PROBLEM STATEMENT: Provide only the number of lines in the data below that contain the word "name".

THE DATA:
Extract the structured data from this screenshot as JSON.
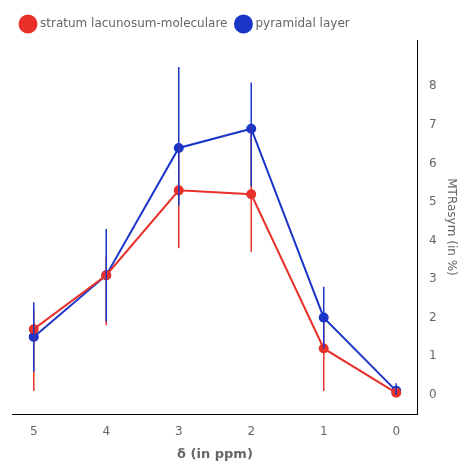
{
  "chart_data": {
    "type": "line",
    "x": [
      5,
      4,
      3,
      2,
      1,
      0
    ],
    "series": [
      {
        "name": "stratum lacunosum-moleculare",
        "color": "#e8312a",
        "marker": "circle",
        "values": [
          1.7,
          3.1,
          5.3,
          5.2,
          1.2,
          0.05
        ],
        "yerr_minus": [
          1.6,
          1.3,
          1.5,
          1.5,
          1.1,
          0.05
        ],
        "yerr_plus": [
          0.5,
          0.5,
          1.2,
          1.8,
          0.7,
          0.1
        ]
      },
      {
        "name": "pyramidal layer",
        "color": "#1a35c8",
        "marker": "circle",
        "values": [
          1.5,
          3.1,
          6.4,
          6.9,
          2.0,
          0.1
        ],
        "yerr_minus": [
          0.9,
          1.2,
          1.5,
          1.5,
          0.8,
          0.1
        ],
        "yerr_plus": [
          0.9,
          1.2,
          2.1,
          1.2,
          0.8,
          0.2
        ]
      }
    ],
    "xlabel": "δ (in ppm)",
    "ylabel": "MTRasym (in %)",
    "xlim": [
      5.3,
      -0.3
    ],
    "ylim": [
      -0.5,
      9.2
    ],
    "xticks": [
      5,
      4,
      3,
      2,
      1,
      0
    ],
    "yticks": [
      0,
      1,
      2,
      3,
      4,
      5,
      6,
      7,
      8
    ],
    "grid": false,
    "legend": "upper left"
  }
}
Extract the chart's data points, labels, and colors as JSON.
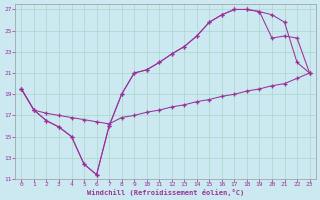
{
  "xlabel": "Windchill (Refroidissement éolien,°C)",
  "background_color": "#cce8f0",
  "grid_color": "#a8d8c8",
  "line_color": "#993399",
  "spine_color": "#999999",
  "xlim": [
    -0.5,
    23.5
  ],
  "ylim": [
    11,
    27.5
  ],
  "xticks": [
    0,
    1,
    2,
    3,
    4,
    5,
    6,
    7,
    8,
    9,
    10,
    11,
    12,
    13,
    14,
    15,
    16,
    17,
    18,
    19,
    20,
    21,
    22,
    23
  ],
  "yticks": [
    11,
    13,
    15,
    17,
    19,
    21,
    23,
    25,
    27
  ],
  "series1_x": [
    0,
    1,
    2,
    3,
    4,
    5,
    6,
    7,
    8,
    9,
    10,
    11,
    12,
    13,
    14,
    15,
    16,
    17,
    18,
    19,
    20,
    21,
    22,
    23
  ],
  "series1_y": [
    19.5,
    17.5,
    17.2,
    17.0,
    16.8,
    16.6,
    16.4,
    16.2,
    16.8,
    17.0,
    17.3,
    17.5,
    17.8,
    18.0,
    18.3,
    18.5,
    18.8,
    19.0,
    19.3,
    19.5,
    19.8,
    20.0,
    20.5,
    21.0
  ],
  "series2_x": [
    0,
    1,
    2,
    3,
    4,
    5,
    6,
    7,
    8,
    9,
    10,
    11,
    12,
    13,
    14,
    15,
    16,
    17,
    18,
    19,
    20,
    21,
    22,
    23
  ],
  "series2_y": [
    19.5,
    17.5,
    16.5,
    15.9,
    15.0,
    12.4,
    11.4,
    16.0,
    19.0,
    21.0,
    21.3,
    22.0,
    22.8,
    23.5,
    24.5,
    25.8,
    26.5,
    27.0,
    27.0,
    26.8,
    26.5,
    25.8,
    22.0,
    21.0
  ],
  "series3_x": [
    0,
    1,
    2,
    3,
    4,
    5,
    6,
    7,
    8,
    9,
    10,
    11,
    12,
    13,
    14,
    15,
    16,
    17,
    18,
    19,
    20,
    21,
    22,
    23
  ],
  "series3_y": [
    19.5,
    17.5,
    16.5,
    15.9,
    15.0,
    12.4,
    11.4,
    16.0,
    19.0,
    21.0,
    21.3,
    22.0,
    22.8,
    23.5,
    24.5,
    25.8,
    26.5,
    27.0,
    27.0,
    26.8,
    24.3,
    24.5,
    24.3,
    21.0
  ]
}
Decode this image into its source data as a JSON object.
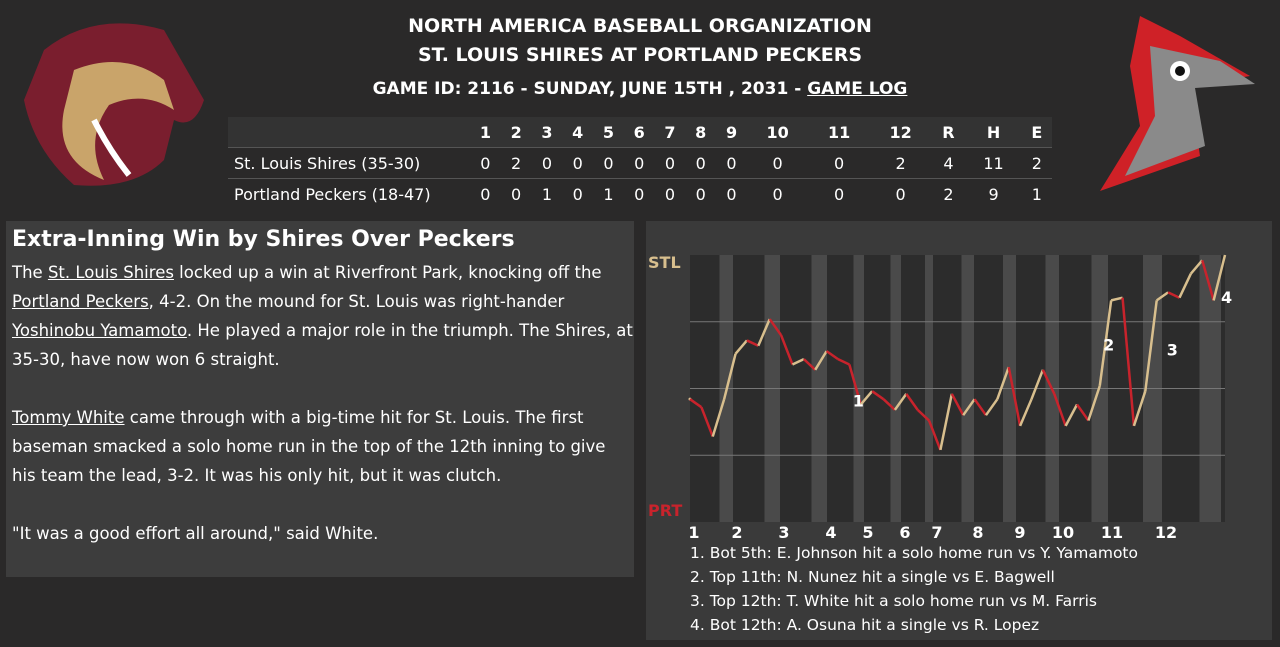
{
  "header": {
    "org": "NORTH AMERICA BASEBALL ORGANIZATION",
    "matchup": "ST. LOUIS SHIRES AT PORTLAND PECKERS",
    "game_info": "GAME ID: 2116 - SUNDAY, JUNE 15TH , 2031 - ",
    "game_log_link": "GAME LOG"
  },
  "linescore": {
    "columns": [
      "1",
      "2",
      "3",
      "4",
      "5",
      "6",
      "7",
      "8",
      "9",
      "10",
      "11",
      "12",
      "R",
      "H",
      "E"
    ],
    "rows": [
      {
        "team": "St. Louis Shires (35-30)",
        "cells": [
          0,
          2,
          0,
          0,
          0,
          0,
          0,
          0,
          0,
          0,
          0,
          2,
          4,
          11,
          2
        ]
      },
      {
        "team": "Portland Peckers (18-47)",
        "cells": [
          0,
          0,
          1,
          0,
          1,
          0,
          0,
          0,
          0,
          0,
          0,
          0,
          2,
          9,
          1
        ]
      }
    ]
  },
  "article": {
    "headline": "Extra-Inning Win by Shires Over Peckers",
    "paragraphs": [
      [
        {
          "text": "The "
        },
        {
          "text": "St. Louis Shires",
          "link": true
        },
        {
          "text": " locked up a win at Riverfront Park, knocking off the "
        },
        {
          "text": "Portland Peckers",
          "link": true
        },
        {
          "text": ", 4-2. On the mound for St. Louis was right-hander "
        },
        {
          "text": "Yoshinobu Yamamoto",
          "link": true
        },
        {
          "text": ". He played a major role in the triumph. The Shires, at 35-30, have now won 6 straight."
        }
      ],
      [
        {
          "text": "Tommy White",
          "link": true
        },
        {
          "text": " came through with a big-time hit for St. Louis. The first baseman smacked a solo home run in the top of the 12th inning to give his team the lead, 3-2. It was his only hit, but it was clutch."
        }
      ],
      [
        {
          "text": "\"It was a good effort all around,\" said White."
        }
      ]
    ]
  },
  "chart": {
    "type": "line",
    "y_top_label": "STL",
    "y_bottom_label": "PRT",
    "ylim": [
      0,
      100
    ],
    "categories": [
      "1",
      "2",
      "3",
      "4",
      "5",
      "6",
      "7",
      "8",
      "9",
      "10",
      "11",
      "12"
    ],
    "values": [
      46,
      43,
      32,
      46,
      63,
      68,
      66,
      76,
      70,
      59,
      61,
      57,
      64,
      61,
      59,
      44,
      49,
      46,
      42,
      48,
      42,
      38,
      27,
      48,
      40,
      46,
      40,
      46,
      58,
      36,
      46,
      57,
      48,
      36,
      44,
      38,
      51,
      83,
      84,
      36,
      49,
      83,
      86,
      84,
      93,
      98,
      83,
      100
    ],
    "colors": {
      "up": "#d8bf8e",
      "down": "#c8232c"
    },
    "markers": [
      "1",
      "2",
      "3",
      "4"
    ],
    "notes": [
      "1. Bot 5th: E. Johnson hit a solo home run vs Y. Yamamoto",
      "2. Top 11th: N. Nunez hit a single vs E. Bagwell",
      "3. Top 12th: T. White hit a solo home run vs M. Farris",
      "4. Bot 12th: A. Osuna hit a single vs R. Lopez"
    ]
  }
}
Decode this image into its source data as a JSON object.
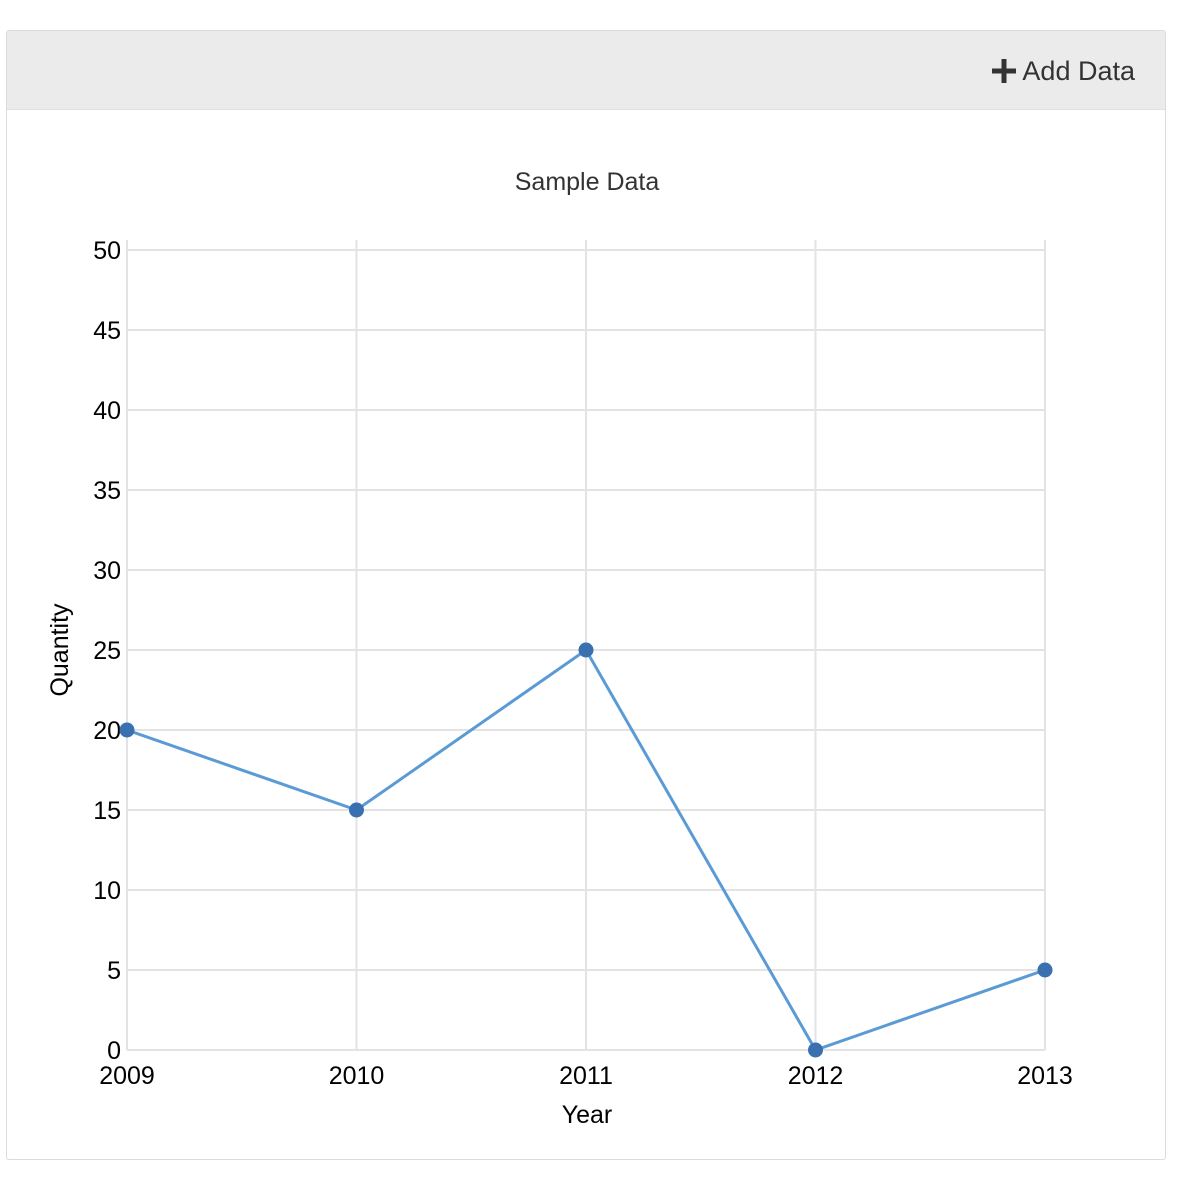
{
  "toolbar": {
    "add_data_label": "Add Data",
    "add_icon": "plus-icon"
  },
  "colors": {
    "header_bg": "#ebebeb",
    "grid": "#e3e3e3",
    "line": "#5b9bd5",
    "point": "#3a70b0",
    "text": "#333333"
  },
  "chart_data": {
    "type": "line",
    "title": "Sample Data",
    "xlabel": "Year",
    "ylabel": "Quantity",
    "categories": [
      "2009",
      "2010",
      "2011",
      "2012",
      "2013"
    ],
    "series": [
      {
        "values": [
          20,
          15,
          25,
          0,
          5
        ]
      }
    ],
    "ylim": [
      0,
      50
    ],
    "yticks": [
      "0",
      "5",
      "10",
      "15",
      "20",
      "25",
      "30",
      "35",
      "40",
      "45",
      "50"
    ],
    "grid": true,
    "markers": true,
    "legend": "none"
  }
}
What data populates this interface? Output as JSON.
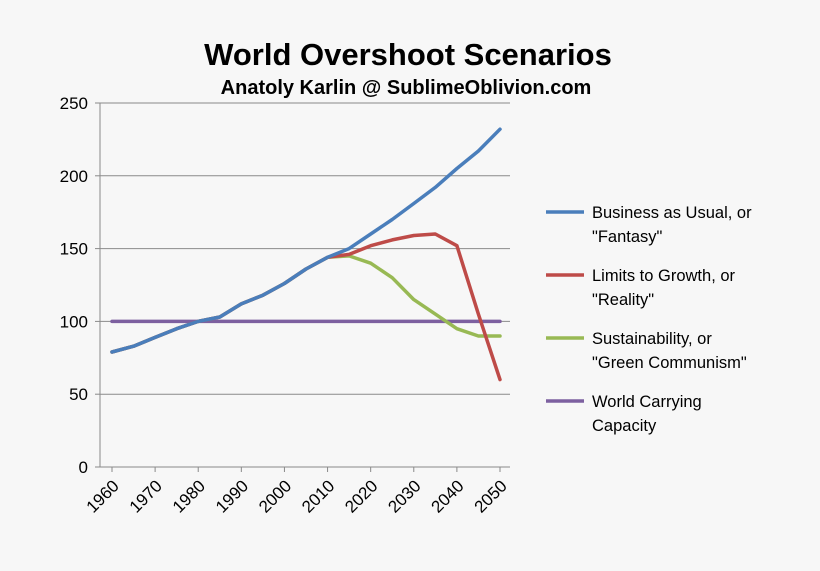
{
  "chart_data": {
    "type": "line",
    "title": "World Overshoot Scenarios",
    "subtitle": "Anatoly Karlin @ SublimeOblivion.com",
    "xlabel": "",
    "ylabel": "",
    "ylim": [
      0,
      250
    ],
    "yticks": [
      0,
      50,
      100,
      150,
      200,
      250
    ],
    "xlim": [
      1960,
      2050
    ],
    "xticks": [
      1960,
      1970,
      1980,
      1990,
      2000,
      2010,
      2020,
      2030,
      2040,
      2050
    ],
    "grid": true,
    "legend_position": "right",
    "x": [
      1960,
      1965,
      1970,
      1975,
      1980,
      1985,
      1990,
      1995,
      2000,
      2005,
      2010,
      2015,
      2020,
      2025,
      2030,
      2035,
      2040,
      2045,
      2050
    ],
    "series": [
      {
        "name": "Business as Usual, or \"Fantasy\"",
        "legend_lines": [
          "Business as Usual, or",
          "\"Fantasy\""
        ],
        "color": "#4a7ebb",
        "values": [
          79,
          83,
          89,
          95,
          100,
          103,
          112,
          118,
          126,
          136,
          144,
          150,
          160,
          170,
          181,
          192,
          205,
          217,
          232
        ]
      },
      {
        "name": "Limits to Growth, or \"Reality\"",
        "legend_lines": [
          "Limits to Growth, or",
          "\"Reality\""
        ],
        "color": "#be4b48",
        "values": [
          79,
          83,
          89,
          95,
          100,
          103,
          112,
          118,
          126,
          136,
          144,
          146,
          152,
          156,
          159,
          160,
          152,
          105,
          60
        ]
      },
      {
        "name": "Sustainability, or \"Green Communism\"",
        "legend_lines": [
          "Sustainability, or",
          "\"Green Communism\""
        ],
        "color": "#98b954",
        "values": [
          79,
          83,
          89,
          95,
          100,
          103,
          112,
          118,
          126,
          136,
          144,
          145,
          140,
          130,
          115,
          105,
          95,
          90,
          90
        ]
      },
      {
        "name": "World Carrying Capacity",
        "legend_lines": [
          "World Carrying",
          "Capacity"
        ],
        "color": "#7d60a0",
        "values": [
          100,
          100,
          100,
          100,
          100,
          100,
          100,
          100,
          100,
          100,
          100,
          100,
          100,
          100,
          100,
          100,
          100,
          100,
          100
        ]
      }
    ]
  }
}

TASK ANSWER: 6